YOUR GOAL>
Scan the following material for the string "name" and copy each line in which it appears.

DATA FOR THIS TASK>
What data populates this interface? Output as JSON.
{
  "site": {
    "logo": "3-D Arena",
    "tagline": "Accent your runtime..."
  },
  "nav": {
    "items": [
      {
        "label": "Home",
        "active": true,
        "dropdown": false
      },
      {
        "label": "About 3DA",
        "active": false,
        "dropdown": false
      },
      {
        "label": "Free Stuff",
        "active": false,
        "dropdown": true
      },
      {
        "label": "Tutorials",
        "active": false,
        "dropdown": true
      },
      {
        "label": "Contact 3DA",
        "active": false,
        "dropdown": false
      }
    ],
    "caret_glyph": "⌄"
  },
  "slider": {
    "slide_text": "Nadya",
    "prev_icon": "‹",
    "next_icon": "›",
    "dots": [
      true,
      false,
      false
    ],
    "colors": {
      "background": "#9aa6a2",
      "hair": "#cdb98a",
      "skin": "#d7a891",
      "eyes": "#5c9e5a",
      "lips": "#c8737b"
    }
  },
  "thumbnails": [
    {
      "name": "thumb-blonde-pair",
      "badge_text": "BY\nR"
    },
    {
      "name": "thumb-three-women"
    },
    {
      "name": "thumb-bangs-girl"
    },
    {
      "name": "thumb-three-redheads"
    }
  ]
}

ANSWER TO THE TASK>
      "name": "thumb-blonde-pair",
      "name": "thumb-three-women"
      "name": "thumb-bangs-girl"
      "name": "thumb-three-redheads"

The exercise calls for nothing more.